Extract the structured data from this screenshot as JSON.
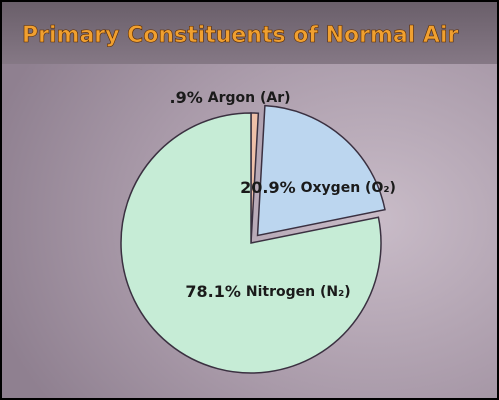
{
  "chart_data": {
    "type": "pie",
    "title": "Primary Constituents of Normal Air",
    "categories": [
      "Argon (Ar)",
      "Oxygen (O₂)",
      "Nitrogen (N₂)"
    ],
    "values": [
      0.9,
      20.9,
      78.1
    ],
    "value_labels": [
      ".9%",
      "20.9%",
      "78.1%"
    ],
    "colors": [
      "#efc0a8",
      "#bcd6ef",
      "#c6ecd6"
    ]
  }
}
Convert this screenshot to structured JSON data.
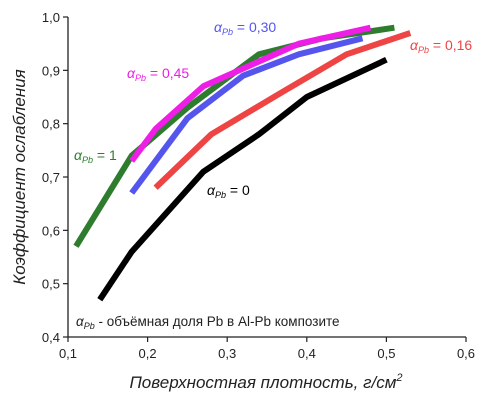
{
  "chart_data": {
    "type": "line",
    "xlabel": "Поверхностная плотность, г/см",
    "xlabel_sup": "2",
    "ylabel": "Коэффициент ослабления",
    "xlim": [
      0.1,
      0.6
    ],
    "ylim": [
      0.4,
      1.0
    ],
    "x_ticks": [
      0.1,
      0.2,
      0.3,
      0.4,
      0.5,
      0.6
    ],
    "y_ticks": [
      0.4,
      0.5,
      0.6,
      0.7,
      0.8,
      0.9,
      1.0
    ],
    "x_tick_labels": [
      "0,1",
      "0,2",
      "0,3",
      "0,4",
      "0,5",
      "0,6"
    ],
    "y_tick_labels": [
      "0,4",
      "0,5",
      "0,6",
      "0,7",
      "0,8",
      "0,9",
      "1,0"
    ],
    "grid": false,
    "note": {
      "symbol": "α",
      "subscript": "Pb",
      "text": " - объёмная доля Pb в Al-Pb композите"
    },
    "series": [
      {
        "symbol": "α",
        "subscript": "Pb",
        "value_text": " = 1",
        "color": "#2e7d2e",
        "x": [
          0.11,
          0.18,
          0.25,
          0.34,
          0.42,
          0.51
        ],
        "y": [
          0.57,
          0.74,
          0.83,
          0.93,
          0.96,
          0.98
        ]
      },
      {
        "symbol": "α",
        "subscript": "Pb",
        "value_text": " = 0,45",
        "color": "#ee1ee6",
        "x": [
          0.18,
          0.21,
          0.27,
          0.33,
          0.39,
          0.48
        ],
        "y": [
          0.73,
          0.79,
          0.87,
          0.91,
          0.95,
          0.98
        ]
      },
      {
        "symbol": "α",
        "subscript": "Pb",
        "value_text": " = 0,30",
        "color": "#5555ee",
        "x": [
          0.18,
          0.25,
          0.32,
          0.39,
          0.47
        ],
        "y": [
          0.67,
          0.81,
          0.89,
          0.93,
          0.96
        ]
      },
      {
        "symbol": "α",
        "subscript": "Pb",
        "value_text": " = 0,16",
        "color": "#ee4444",
        "x": [
          0.21,
          0.28,
          0.37,
          0.45,
          0.53
        ],
        "y": [
          0.68,
          0.78,
          0.86,
          0.93,
          0.97
        ]
      },
      {
        "symbol": "α",
        "subscript": "Pb",
        "value_text": " = 0",
        "color": "#000000",
        "x": [
          0.14,
          0.18,
          0.27,
          0.34,
          0.4,
          0.5
        ],
        "y": [
          0.47,
          0.56,
          0.71,
          0.78,
          0.85,
          0.92
        ]
      }
    ]
  }
}
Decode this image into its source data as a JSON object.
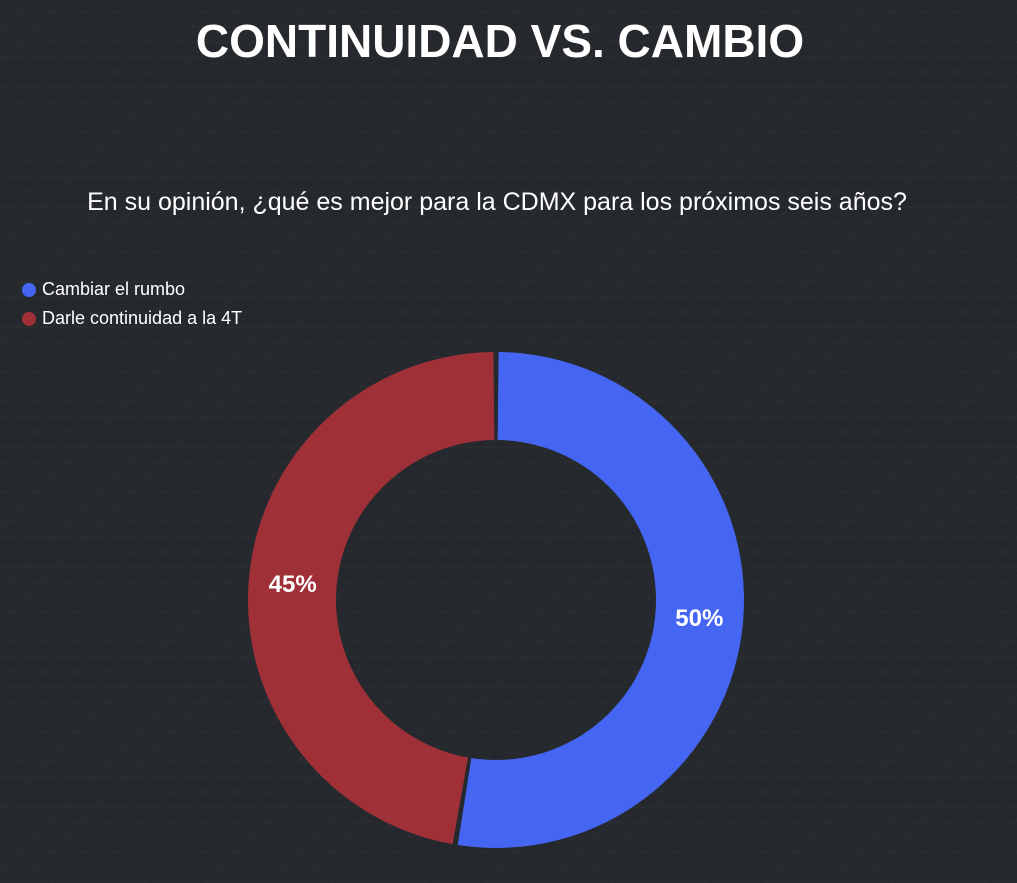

****************

WORK TO COMPLETE
Restate the data above exactly, stripping out each image.

RESULT BELOW
Extract the structured data from this screenshot as JSON.
{
  "chart_data": {
    "type": "pie",
    "title": "Primary Constituents of Normal Air",
    "categories": [
      "Argon (Ar)",
      "Oxygen (O₂)",
      "Nitrogen (N₂)"
    ],
    "values": [
      0.9,
      20.9,
      78.1
    ],
    "value_labels": [
      ".9%",
      "20.9%",
      "78.1%"
    ],
    "colors": [
      "#efc0a8",
      "#bcd6ef",
      "#c6ecd6"
    ]
  }
}
Convert this screenshot to structured JSON data.
{
  "chart_data": {
    "type": "line",
    "xlabel": "Поверхностная плотность, г/см",
    "xlabel_sup": "2",
    "ylabel": "Коэффициент ослабления",
    "xlim": [
      0.1,
      0.6
    ],
    "ylim": [
      0.4,
      1.0
    ],
    "x_ticks": [
      0.1,
      0.2,
      0.3,
      0.4,
      0.5,
      0.6
    ],
    "y_ticks": [
      0.4,
      0.5,
      0.6,
      0.7,
      0.8,
      0.9,
      1.0
    ],
    "x_tick_labels": [
      "0,1",
      "0,2",
      "0,3",
      "0,4",
      "0,5",
      "0,6"
    ],
    "y_tick_labels": [
      "0,4",
      "0,5",
      "0,6",
      "0,7",
      "0,8",
      "0,9",
      "1,0"
    ],
    "grid": false,
    "note": {
      "symbol": "α",
      "subscript": "Pb",
      "text": " - объёмная доля Pb в Al-Pb композите"
    },
    "series": [
      {
        "symbol": "α",
        "subscript": "Pb",
        "value_text": " = 1",
        "color": "#2e7d2e",
        "x": [
          0.11,
          0.18,
          0.25,
          0.34,
          0.42,
          0.51
        ],
        "y": [
          0.57,
          0.74,
          0.83,
          0.93,
          0.96,
          0.98
        ]
      },
      {
        "symbol": "α",
        "subscript": "Pb",
        "value_text": " = 0,45",
        "color": "#ee1ee6",
        "x": [
          0.18,
          0.21,
          0.27,
          0.33,
          0.39,
          0.48
        ],
        "y": [
          0.73,
          0.79,
          0.87,
          0.91,
          0.95,
          0.98
        ]
      },
      {
        "symbol": "α",
        "subscript": "Pb",
        "value_text": " = 0,30",
        "color": "#5555ee",
        "x": [
          0.18,
          0.25,
          0.32,
          0.39,
          0.47
        ],
        "y": [
          0.67,
          0.81,
          0.89,
          0.93,
          0.96
        ]
      },
      {
        "symbol": "α",
        "subscript": "Pb",
        "value_text": " = 0,16",
        "color": "#ee4444",
        "x": [
          0.21,
          0.28,
          0.37,
          0.45,
          0.53
        ],
        "y": [
          0.68,
          0.78,
          0.86,
          0.93,
          0.97
        ]
      },
      {
        "symbol": "α",
        "subscript": "Pb",
        "value_text": " = 0",
        "color": "#000000",
        "x": [
          0.14,
          0.18,
          0.27,
          0.34,
          0.4,
          0.5
        ],
        "y": [
          0.47,
          0.56,
          0.71,
          0.78,
          0.85,
          0.92
        ]
      }
    ]
  }
}
Decode this image into its source data as a JSON object.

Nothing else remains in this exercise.